* [TASK]
Return the records exactly as they are.

* [Figure content listings]

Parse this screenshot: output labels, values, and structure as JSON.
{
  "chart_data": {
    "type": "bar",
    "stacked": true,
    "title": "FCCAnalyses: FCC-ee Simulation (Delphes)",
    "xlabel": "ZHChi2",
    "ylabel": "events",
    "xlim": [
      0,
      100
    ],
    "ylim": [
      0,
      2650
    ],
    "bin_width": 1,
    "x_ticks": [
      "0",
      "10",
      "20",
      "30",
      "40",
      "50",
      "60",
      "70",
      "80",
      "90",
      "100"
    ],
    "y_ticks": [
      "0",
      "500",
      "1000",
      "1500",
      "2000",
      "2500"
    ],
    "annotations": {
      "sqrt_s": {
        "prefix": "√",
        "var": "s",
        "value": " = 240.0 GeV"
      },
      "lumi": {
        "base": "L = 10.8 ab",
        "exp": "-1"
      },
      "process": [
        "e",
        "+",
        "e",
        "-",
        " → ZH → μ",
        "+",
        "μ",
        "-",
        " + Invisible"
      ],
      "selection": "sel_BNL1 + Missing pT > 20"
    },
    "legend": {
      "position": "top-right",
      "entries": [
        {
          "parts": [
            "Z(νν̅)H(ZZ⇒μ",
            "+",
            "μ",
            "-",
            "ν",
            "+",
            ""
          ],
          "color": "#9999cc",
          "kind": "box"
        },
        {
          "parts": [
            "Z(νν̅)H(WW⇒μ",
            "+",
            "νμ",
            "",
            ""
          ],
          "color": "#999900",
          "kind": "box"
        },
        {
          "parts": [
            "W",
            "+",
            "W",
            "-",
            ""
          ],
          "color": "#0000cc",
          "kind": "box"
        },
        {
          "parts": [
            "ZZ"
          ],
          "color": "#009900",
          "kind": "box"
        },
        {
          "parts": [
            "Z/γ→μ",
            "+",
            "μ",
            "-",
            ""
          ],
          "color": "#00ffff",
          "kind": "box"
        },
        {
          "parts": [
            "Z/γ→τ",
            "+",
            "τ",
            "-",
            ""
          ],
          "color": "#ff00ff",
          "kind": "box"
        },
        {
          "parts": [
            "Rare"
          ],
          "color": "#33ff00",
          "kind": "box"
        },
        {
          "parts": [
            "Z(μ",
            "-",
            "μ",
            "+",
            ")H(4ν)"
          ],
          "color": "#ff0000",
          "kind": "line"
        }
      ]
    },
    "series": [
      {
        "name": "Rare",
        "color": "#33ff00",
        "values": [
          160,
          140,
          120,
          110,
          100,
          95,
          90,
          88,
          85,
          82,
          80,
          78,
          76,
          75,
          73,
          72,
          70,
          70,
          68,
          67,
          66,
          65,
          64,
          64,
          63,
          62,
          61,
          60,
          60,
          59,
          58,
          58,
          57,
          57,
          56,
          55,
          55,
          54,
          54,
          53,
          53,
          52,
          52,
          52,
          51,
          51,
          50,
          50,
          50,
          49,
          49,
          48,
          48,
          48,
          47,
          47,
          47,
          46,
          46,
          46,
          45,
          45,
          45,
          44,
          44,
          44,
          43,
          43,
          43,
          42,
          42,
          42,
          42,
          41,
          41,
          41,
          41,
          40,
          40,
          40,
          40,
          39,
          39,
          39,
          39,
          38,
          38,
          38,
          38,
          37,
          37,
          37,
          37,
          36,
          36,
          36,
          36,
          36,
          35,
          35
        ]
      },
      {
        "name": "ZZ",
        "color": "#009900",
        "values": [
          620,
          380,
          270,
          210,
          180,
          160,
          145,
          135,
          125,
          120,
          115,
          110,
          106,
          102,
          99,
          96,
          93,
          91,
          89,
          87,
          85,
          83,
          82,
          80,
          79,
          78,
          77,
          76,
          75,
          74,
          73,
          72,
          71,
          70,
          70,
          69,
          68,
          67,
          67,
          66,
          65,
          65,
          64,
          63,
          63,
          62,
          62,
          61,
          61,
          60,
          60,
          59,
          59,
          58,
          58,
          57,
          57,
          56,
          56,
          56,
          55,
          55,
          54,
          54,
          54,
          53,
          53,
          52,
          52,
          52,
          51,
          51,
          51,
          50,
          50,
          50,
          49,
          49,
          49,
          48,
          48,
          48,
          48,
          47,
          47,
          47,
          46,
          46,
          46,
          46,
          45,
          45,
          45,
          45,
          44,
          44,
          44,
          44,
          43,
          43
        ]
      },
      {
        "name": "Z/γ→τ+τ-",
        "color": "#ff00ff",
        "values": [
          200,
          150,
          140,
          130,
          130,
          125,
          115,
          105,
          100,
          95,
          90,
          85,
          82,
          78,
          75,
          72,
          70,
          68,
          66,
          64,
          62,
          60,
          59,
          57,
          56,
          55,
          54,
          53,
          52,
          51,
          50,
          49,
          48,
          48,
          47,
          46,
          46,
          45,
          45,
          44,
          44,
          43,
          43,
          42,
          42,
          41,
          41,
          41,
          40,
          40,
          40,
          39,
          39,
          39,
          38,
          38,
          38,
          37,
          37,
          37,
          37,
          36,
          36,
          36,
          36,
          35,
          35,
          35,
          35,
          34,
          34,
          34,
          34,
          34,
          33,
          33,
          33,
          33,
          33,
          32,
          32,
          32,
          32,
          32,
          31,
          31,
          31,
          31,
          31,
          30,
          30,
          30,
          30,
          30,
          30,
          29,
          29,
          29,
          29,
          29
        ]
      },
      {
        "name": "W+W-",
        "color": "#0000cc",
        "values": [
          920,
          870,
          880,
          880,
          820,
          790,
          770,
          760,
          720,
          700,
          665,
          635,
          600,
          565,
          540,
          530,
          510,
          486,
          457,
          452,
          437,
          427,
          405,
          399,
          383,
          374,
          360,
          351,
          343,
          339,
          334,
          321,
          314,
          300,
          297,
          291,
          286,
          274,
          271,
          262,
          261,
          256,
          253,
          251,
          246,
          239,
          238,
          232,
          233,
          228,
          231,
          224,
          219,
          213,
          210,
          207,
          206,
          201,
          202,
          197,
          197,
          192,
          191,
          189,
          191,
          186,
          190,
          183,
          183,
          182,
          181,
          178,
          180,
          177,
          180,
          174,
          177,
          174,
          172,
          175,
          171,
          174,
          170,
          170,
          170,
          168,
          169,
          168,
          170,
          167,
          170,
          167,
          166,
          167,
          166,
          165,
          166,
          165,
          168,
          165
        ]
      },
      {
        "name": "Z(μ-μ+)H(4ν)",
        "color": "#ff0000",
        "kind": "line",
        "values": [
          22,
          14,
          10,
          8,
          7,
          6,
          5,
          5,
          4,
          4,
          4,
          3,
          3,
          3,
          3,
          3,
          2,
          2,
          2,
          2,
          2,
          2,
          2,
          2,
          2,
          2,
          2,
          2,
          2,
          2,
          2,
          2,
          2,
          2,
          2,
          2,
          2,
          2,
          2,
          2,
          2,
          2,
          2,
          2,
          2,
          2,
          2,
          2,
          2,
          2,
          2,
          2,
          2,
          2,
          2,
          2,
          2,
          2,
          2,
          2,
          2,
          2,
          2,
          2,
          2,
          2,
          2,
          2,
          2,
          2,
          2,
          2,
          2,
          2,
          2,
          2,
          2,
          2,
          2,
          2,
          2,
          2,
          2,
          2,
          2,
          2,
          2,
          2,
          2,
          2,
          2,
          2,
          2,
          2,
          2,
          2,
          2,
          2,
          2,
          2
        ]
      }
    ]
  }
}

* [EXPECTED ANSWER]
Parse this screenshot: output labels, values, and structure as JSON.
{
  "chart_data": {
    "type": "bar",
    "stacked": true,
    "title": "FCCAnalyses: FCC-ee Simulation (Delphes)",
    "xlabel": "ZHChi2",
    "ylabel": "events",
    "xlim": [
      0,
      100
    ],
    "ylim": [
      0,
      2650
    ],
    "bin_width": 1,
    "x_ticks": [
      "0",
      "10",
      "20",
      "30",
      "40",
      "50",
      "60",
      "70",
      "80",
      "90",
      "100"
    ],
    "y_ticks": [
      "0",
      "500",
      "1000",
      "1500",
      "2000",
      "2500"
    ],
    "annotations": {
      "sqrt_s": {
        "prefix": "√",
        "var": "s",
        "value": " = 240.0 GeV"
      },
      "lumi": {
        "base": "L = 10.8 ab",
        "exp": "-1"
      },
      "process": [
        "e",
        "+",
        "e",
        "-",
        " → ZH → μ",
        "+",
        "μ",
        "-",
        " + Invisible"
      ],
      "selection": "sel_BNL1 + Missing pT > 20"
    },
    "legend": {
      "position": "top-right",
      "entries": [
        {
          "parts": [
            "Z(νν̅)H(ZZ⇒μ",
            "+",
            "μ",
            "-",
            "ν",
            "+",
            ""
          ],
          "color": "#9999cc",
          "kind": "box"
        },
        {
          "parts": [
            "Z(νν̅)H(WW⇒μ",
            "+",
            "νμ",
            "",
            ""
          ],
          "color": "#999900",
          "kind": "box"
        },
        {
          "parts": [
            "W",
            "+",
            "W",
            "-",
            ""
          ],
          "color": "#0000cc",
          "kind": "box"
        },
        {
          "parts": [
            "ZZ"
          ],
          "color": "#009900",
          "kind": "box"
        },
        {
          "parts": [
            "Z/γ→μ",
            "+",
            "μ",
            "-",
            ""
          ],
          "color": "#00ffff",
          "kind": "box"
        },
        {
          "parts": [
            "Z/γ→τ",
            "+",
            "τ",
            "-",
            ""
          ],
          "color": "#ff00ff",
          "kind": "box"
        },
        {
          "parts": [
            "Rare"
          ],
          "color": "#33ff00",
          "kind": "box"
        },
        {
          "parts": [
            "Z(μ",
            "-",
            "μ",
            "+",
            ")H(4ν)"
          ],
          "color": "#ff0000",
          "kind": "line"
        }
      ]
    },
    "series": [
      {
        "name": "Rare",
        "color": "#33ff00",
        "values": [
          160,
          140,
          120,
          110,
          100,
          95,
          90,
          88,
          85,
          82,
          80,
          78,
          76,
          75,
          73,
          72,
          70,
          70,
          68,
          67,
          66,
          65,
          64,
          64,
          63,
          62,
          61,
          60,
          60,
          59,
          58,
          58,
          57,
          57,
          56,
          55,
          55,
          54,
          54,
          53,
          53,
          52,
          52,
          52,
          51,
          51,
          50,
          50,
          50,
          49,
          49,
          48,
          48,
          48,
          47,
          47,
          47,
          46,
          46,
          46,
          45,
          45,
          45,
          44,
          44,
          44,
          43,
          43,
          43,
          42,
          42,
          42,
          42,
          41,
          41,
          41,
          41,
          40,
          40,
          40,
          40,
          39,
          39,
          39,
          39,
          38,
          38,
          38,
          38,
          37,
          37,
          37,
          37,
          36,
          36,
          36,
          36,
          36,
          35,
          35
        ]
      },
      {
        "name": "ZZ",
        "color": "#009900",
        "values": [
          620,
          380,
          270,
          210,
          180,
          160,
          145,
          135,
          125,
          120,
          115,
          110,
          106,
          102,
          99,
          96,
          93,
          91,
          89,
          87,
          85,
          83,
          82,
          80,
          79,
          78,
          77,
          76,
          75,
          74,
          73,
          72,
          71,
          70,
          70,
          69,
          68,
          67,
          67,
          66,
          65,
          65,
          64,
          63,
          63,
          62,
          62,
          61,
          61,
          60,
          60,
          59,
          59,
          58,
          58,
          57,
          57,
          56,
          56,
          56,
          55,
          55,
          54,
          54,
          54,
          53,
          53,
          52,
          52,
          52,
          51,
          51,
          51,
          50,
          50,
          50,
          49,
          49,
          49,
          48,
          48,
          48,
          48,
          47,
          47,
          47,
          46,
          46,
          46,
          46,
          45,
          45,
          45,
          45,
          44,
          44,
          44,
          44,
          43,
          43
        ]
      },
      {
        "name": "Z/γ→τ+τ-",
        "color": "#ff00ff",
        "values": [
          200,
          150,
          140,
          130,
          130,
          125,
          115,
          105,
          100,
          95,
          90,
          85,
          82,
          78,
          75,
          72,
          70,
          68,
          66,
          64,
          62,
          60,
          59,
          57,
          56,
          55,
          54,
          53,
          52,
          51,
          50,
          49,
          48,
          48,
          47,
          46,
          46,
          45,
          45,
          44,
          44,
          43,
          43,
          42,
          42,
          41,
          41,
          41,
          40,
          40,
          40,
          39,
          39,
          39,
          38,
          38,
          38,
          37,
          37,
          37,
          37,
          36,
          36,
          36,
          36,
          35,
          35,
          35,
          35,
          34,
          34,
          34,
          34,
          34,
          33,
          33,
          33,
          33,
          33,
          32,
          32,
          32,
          32,
          32,
          31,
          31,
          31,
          31,
          31,
          30,
          30,
          30,
          30,
          30,
          30,
          29,
          29,
          29,
          29,
          29
        ]
      },
      {
        "name": "W+W-",
        "color": "#0000cc",
        "values": [
          920,
          870,
          880,
          880,
          820,
          790,
          770,
          760,
          720,
          700,
          665,
          635,
          600,
          565,
          540,
          530,
          510,
          486,
          457,
          452,
          437,
          427,
          405,
          399,
          383,
          374,
          360,
          351,
          343,
          339,
          334,
          321,
          314,
          300,
          297,
          291,
          286,
          274,
          271,
          262,
          261,
          256,
          253,
          251,
          246,
          239,
          238,
          232,
          233,
          228,
          231,
          224,
          219,
          213,
          210,
          207,
          206,
          201,
          202,
          197,
          197,
          192,
          191,
          189,
          191,
          186,
          190,
          183,
          183,
          182,
          181,
          178,
          180,
          177,
          180,
          174,
          177,
          174,
          172,
          175,
          171,
          174,
          170,
          170,
          170,
          168,
          169,
          168,
          170,
          167,
          170,
          167,
          166,
          167,
          166,
          165,
          166,
          165,
          168,
          165
        ]
      },
      {
        "name": "Z(μ-μ+)H(4ν)",
        "color": "#ff0000",
        "kind": "line",
        "values": [
          22,
          14,
          10,
          8,
          7,
          6,
          5,
          5,
          4,
          4,
          4,
          3,
          3,
          3,
          3,
          3,
          2,
          2,
          2,
          2,
          2,
          2,
          2,
          2,
          2,
          2,
          2,
          2,
          2,
          2,
          2,
          2,
          2,
          2,
          2,
          2,
          2,
          2,
          2,
          2,
          2,
          2,
          2,
          2,
          2,
          2,
          2,
          2,
          2,
          2,
          2,
          2,
          2,
          2,
          2,
          2,
          2,
          2,
          2,
          2,
          2,
          2,
          2,
          2,
          2,
          2,
          2,
          2,
          2,
          2,
          2,
          2,
          2,
          2,
          2,
          2,
          2,
          2,
          2,
          2,
          2,
          2,
          2,
          2,
          2,
          2,
          2,
          2,
          2,
          2,
          2,
          2,
          2,
          2,
          2,
          2,
          2,
          2,
          2,
          2
        ]
      }
    ]
  }
}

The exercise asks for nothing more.